Work instructions:
Pull out everything from the start of the records down to the line that contains "- power-options-icon: [3, 10, 19, 26]", including both ends, and reproduce each line unchanged.

Data to process:
━━━━━━━━━━

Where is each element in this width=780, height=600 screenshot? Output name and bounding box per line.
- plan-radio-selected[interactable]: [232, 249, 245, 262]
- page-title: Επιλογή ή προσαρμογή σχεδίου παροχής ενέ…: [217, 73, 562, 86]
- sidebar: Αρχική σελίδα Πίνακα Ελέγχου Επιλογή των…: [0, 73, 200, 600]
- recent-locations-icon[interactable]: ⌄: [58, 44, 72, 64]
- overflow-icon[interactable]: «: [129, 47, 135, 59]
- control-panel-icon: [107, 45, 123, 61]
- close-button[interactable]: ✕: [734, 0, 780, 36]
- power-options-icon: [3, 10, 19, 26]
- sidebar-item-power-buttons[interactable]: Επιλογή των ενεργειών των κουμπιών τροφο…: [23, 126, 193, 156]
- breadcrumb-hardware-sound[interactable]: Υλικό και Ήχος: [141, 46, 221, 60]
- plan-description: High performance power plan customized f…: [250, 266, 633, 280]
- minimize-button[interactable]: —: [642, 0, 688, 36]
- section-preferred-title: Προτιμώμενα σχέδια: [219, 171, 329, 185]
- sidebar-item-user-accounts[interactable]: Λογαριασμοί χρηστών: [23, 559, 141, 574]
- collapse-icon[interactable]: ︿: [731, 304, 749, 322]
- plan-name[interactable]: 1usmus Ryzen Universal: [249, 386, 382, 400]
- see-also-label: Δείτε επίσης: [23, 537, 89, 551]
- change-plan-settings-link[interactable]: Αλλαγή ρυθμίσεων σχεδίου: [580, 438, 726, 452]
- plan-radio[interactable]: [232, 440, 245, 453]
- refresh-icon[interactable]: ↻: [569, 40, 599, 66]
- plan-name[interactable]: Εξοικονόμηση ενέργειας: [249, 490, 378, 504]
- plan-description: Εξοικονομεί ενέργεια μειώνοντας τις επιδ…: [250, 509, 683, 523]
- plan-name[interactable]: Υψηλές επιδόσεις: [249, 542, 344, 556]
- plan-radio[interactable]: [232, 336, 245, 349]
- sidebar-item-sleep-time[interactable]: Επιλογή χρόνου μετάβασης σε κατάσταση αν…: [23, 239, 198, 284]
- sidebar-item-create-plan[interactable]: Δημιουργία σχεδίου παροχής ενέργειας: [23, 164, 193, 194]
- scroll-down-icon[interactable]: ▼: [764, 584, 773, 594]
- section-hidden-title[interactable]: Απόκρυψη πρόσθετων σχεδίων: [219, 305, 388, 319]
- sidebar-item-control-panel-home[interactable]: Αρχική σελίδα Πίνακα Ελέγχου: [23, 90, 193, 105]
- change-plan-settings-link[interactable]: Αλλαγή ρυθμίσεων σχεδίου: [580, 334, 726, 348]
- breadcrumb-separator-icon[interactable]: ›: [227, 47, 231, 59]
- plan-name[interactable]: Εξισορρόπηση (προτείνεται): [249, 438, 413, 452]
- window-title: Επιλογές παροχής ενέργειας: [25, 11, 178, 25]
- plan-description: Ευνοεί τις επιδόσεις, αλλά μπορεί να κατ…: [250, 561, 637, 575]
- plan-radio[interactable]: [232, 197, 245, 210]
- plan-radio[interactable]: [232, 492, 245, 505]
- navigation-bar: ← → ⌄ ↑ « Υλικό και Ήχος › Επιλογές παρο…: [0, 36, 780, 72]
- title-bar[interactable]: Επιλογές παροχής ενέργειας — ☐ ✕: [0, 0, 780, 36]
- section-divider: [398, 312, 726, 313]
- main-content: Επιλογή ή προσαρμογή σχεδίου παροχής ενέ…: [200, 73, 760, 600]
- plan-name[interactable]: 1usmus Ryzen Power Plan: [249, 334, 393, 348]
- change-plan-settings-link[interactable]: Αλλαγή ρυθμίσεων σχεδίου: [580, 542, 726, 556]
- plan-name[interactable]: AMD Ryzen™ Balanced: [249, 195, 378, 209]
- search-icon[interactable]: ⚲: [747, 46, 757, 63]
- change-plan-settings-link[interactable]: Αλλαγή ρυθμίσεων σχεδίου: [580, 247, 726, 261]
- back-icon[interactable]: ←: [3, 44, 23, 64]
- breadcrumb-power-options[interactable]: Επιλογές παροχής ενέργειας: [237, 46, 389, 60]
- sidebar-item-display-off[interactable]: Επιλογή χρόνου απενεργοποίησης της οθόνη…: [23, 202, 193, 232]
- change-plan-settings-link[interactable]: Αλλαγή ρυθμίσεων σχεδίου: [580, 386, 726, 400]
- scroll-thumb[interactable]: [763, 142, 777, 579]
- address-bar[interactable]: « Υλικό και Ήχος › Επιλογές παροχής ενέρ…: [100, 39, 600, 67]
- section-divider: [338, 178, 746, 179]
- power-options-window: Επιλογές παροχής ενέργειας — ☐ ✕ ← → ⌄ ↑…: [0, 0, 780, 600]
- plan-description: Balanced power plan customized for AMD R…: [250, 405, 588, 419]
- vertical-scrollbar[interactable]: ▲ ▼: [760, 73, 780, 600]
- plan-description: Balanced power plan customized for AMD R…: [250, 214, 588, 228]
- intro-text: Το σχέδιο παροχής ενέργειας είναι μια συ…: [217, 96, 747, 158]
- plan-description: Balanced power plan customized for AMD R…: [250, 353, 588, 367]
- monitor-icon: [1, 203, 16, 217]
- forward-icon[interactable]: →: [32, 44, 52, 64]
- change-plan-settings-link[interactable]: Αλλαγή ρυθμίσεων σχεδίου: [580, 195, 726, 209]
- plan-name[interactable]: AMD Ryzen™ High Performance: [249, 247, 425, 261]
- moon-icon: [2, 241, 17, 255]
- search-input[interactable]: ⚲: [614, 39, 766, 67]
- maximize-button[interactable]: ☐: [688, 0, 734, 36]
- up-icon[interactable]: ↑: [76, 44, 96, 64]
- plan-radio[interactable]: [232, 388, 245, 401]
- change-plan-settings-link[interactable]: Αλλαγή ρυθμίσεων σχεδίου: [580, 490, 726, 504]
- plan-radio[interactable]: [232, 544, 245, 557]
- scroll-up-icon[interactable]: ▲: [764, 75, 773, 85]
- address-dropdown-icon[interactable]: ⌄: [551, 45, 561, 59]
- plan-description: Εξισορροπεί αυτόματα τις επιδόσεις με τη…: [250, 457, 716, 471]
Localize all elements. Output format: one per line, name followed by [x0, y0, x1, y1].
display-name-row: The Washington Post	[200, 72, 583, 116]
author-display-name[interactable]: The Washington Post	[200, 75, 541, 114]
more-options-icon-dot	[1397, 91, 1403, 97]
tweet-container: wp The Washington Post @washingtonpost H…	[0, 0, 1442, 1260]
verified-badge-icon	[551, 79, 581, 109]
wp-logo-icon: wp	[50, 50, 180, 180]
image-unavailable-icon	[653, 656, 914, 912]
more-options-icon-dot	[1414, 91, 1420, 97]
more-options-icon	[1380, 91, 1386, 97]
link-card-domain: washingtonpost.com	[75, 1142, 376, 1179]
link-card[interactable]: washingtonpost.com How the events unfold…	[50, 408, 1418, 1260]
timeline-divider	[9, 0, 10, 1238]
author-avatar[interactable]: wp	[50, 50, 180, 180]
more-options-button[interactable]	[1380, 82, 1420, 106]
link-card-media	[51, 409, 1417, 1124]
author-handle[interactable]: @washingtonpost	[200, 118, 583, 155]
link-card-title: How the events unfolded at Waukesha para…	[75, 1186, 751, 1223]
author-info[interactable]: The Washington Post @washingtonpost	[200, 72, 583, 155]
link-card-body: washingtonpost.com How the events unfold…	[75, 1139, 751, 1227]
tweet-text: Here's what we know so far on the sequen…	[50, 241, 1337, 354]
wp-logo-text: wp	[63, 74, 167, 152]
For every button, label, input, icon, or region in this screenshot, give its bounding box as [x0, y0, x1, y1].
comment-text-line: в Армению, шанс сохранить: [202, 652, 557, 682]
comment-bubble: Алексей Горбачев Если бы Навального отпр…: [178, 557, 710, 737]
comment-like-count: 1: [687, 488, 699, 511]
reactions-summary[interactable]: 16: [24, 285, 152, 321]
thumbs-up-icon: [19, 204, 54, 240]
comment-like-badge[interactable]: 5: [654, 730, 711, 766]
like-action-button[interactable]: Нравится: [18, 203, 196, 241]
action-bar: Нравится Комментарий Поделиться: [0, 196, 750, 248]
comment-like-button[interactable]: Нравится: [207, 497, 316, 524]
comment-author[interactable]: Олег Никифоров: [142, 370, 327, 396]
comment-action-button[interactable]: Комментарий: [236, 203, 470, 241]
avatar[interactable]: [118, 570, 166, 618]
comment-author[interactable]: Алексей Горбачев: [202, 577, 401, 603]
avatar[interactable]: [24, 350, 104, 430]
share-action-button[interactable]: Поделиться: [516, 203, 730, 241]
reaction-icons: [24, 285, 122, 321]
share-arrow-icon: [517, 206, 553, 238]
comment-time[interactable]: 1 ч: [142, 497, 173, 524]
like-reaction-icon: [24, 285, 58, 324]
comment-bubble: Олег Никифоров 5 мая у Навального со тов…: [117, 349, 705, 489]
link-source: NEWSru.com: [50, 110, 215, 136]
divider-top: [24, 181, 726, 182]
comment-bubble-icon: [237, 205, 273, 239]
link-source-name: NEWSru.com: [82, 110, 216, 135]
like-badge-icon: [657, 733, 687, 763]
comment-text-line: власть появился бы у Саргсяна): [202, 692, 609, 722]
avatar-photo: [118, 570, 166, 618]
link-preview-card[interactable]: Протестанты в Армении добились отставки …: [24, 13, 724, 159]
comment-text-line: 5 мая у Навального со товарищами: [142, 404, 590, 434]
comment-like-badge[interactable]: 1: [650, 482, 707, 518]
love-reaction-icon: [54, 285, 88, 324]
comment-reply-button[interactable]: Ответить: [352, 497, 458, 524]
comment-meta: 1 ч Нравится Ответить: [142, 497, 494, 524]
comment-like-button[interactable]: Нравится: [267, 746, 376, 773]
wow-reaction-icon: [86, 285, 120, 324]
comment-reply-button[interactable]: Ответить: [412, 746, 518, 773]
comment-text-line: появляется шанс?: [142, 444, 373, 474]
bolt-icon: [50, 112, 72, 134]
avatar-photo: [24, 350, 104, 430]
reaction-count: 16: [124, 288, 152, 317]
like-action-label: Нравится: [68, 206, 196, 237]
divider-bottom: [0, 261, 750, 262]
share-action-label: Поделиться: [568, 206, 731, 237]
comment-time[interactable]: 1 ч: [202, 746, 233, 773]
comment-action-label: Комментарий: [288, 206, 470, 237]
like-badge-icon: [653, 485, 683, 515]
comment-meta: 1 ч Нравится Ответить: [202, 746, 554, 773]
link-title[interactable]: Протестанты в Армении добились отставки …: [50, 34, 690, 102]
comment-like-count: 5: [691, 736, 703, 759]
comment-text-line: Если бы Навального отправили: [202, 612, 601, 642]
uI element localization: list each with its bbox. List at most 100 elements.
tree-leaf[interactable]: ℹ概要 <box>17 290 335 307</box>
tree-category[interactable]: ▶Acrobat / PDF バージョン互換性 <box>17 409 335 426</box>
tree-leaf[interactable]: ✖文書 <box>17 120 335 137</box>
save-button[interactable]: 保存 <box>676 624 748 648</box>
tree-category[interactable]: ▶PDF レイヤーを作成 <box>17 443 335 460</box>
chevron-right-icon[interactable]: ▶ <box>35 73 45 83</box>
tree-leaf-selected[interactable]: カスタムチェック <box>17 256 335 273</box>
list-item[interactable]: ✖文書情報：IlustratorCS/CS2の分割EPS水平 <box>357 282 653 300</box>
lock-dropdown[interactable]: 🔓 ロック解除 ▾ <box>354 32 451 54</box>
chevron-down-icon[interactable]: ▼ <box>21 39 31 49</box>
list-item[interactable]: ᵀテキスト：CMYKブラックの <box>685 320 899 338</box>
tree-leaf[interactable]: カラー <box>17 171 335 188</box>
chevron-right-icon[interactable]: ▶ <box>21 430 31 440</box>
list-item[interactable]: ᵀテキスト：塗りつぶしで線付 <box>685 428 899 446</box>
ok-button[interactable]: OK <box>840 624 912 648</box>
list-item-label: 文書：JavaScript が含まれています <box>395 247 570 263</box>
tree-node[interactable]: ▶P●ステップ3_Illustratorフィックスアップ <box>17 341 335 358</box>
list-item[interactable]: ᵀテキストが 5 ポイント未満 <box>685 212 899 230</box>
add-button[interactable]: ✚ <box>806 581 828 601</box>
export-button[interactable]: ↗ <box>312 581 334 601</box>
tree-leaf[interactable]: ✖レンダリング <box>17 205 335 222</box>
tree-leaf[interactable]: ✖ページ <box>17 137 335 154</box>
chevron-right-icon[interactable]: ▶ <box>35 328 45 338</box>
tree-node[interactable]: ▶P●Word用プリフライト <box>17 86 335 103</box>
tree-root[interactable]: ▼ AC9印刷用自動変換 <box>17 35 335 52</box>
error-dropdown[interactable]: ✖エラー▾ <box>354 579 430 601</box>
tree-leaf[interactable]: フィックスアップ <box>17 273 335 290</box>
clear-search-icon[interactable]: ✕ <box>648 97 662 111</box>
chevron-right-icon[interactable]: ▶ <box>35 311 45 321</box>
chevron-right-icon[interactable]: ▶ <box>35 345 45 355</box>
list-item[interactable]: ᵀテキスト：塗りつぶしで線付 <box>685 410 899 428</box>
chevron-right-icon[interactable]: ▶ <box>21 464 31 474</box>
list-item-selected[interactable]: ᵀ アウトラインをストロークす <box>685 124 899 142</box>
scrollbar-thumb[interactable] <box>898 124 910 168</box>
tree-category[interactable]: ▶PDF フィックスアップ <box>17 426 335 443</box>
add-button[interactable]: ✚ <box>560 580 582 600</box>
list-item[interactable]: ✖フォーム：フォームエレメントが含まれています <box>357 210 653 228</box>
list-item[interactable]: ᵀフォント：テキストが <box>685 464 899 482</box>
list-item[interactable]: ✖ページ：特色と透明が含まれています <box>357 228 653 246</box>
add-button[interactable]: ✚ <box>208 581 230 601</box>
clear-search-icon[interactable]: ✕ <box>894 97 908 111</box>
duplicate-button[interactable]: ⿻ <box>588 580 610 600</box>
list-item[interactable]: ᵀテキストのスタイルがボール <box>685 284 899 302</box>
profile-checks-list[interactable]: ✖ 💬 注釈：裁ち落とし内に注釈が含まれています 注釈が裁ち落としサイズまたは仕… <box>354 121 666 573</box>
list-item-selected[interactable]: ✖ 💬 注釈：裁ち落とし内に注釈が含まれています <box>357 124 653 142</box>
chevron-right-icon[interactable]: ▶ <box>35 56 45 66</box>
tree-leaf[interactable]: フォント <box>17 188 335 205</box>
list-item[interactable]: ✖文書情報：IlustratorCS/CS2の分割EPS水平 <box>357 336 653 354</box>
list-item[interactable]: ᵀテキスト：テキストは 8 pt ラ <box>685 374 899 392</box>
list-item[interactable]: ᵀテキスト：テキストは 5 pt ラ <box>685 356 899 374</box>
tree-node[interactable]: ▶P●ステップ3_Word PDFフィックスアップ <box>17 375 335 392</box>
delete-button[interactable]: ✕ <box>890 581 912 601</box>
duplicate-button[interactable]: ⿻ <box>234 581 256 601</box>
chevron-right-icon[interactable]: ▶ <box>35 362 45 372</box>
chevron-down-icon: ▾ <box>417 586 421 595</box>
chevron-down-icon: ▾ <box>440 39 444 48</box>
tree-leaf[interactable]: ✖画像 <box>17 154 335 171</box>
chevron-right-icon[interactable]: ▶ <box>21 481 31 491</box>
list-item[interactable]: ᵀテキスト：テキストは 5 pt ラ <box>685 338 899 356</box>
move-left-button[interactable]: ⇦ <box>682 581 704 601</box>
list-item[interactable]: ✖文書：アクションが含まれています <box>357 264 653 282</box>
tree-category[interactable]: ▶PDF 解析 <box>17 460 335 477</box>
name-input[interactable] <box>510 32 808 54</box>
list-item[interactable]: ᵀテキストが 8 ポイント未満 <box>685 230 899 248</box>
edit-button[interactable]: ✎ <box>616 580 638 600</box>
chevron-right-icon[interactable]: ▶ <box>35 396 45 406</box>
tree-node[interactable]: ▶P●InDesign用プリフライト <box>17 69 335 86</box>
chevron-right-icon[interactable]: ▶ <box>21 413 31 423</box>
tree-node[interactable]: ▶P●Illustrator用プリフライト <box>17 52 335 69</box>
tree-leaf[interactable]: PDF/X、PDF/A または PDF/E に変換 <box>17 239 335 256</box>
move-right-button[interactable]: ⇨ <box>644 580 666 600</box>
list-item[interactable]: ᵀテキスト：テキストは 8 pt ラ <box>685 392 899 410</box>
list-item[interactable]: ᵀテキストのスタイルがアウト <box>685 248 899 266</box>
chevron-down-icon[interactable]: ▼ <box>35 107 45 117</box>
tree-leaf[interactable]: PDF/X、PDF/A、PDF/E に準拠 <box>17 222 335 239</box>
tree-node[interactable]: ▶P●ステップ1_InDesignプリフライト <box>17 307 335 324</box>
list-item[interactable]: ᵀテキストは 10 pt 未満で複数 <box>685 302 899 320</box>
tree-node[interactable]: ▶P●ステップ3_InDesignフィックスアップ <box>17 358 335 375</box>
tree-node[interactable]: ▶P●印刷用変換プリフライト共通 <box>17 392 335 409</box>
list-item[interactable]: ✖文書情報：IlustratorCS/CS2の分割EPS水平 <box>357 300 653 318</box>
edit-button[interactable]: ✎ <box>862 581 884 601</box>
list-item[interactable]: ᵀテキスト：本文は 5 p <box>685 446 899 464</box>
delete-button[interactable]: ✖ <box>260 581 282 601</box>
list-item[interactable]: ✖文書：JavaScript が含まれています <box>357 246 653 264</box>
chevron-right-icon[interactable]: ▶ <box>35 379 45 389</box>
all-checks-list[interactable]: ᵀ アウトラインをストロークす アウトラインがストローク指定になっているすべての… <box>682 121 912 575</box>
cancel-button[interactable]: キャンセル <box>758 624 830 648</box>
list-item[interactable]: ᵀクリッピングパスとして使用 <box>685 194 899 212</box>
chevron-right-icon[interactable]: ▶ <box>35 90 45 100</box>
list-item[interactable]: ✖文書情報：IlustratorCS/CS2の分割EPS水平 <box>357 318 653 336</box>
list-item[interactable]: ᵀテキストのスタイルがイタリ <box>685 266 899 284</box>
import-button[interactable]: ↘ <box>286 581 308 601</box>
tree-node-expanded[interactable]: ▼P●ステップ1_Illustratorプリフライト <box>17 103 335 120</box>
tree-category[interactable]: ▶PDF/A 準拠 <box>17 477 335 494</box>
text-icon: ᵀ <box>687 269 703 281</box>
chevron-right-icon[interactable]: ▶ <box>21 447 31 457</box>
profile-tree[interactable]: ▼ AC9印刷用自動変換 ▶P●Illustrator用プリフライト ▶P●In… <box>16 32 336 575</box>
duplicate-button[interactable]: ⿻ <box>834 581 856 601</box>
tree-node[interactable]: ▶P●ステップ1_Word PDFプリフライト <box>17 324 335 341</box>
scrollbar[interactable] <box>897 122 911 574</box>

━━━━━━━━━━

Solution:
Where is each element in this width=780, height=600 screenshot? Output name and bounding box per line.
- plan-radio-selected[interactable]: [232, 249, 245, 262]
- page-title: Επιλογή ή προσαρμογή σχεδίου παροχής ενέ…: [217, 73, 562, 86]
- sidebar: Αρχική σελίδα Πίνακα Ελέγχου Επιλογή των…: [0, 73, 200, 600]
- recent-locations-icon[interactable]: ⌄: [58, 44, 72, 64]
- overflow-icon[interactable]: «: [129, 47, 135, 59]
- control-panel-icon: [107, 45, 123, 61]
- close-button[interactable]: ✕: [734, 0, 780, 36]
- power-options-icon: [3, 10, 19, 26]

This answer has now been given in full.